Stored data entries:
============================================================
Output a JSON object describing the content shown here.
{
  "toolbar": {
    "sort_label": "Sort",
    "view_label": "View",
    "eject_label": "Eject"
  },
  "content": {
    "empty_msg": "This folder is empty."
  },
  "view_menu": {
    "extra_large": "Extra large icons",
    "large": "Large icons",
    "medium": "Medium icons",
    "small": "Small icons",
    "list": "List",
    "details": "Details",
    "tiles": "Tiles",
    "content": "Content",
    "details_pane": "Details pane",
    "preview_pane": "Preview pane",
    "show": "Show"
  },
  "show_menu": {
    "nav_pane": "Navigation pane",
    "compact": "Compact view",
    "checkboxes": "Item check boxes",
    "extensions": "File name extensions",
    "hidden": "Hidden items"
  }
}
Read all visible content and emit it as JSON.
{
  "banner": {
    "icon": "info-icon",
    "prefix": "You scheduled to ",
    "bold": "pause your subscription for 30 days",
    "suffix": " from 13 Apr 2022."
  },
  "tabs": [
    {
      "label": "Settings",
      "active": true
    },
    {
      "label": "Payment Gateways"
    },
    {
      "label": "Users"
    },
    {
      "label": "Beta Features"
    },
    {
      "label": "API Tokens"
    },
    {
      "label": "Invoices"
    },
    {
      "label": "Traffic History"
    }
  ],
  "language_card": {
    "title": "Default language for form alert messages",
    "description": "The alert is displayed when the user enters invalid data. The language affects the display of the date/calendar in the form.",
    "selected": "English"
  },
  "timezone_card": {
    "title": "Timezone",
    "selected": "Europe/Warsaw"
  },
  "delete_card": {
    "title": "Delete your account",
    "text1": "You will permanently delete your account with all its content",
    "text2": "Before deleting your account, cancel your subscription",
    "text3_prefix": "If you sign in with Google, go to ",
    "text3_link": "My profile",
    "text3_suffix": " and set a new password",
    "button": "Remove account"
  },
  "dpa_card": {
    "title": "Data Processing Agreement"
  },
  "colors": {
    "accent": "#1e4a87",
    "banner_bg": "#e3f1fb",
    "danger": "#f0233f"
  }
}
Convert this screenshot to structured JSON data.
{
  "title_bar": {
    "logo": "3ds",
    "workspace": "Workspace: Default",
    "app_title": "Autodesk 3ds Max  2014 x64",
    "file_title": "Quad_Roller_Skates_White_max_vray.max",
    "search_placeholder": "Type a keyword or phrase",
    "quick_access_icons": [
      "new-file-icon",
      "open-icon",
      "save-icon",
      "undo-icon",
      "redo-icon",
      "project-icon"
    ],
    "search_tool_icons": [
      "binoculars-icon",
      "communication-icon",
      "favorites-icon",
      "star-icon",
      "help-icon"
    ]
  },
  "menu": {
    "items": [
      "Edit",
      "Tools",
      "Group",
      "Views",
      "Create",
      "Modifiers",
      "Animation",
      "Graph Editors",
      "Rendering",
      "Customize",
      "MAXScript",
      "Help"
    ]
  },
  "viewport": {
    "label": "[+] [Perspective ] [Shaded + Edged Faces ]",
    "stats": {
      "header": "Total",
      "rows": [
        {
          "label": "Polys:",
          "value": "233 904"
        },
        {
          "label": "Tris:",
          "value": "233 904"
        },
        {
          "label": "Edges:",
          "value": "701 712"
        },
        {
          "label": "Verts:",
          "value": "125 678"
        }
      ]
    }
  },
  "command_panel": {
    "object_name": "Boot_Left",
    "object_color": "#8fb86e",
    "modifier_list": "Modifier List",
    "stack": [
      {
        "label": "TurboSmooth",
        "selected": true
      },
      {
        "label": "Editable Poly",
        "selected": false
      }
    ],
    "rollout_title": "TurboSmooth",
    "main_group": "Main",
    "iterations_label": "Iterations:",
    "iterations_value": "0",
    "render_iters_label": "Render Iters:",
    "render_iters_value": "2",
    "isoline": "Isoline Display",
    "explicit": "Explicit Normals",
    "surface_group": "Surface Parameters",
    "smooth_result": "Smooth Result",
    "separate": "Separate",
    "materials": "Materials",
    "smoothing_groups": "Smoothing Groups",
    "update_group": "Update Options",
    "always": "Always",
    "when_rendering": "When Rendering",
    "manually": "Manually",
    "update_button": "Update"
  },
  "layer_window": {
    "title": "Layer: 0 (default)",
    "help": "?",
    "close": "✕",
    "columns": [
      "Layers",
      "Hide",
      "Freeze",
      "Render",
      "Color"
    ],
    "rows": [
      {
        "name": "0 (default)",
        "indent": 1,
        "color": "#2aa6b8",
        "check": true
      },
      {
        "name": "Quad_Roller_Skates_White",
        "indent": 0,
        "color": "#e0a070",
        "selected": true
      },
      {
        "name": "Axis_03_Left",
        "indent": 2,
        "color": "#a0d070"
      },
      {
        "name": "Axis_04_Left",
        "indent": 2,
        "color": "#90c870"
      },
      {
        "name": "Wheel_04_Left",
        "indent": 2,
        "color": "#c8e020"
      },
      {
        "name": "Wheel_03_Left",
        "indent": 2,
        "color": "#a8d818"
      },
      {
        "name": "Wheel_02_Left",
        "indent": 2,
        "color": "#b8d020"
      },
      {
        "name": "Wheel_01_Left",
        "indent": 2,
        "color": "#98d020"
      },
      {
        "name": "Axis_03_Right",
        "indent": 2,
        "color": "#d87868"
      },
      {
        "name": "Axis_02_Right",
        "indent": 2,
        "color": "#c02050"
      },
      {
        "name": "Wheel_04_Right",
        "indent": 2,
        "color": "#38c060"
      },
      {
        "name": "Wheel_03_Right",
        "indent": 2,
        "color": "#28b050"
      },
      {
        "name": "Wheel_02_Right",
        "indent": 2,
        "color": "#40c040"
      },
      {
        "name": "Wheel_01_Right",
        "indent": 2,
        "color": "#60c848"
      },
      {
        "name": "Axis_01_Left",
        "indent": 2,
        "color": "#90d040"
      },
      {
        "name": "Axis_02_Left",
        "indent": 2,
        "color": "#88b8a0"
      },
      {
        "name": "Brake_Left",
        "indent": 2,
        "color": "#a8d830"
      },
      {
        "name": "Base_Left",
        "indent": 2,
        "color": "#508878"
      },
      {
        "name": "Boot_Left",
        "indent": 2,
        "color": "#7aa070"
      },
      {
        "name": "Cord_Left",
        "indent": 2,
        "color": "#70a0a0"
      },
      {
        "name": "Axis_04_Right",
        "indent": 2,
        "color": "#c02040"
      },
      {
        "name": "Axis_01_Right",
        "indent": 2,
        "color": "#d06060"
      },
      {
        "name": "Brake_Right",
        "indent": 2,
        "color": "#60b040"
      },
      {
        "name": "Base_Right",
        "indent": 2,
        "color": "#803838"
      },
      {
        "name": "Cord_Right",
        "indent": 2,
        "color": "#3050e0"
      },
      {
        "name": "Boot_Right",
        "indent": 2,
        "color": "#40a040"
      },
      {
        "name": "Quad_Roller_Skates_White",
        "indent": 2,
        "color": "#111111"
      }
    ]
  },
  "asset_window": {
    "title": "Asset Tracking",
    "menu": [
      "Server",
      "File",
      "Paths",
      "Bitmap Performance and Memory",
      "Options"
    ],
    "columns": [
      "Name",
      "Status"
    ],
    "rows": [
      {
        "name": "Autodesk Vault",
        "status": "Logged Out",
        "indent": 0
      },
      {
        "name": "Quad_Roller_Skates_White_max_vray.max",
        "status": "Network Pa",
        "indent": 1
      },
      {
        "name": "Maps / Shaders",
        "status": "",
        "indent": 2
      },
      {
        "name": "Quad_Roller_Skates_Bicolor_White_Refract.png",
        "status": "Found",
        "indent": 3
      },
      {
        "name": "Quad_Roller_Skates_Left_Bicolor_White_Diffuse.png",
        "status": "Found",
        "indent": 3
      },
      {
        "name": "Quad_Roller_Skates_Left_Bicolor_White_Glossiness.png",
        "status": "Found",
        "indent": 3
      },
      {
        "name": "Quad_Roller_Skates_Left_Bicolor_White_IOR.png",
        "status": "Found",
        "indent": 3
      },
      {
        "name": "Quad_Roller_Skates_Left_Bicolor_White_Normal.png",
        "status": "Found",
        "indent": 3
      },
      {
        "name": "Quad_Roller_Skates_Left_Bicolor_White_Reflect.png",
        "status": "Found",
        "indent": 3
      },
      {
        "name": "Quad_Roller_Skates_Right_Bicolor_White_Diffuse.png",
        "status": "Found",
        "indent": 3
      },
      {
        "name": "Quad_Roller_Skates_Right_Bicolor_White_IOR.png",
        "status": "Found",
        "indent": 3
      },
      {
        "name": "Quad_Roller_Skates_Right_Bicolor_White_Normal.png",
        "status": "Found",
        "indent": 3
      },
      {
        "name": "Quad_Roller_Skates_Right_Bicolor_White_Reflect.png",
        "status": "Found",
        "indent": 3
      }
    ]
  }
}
============================================================
→ **Exercise task**: Leave out every line without the string "large" and copy the rest.

→ **The answer**:
    "extra_large": "Extra large icons",
    "large": "Large icons",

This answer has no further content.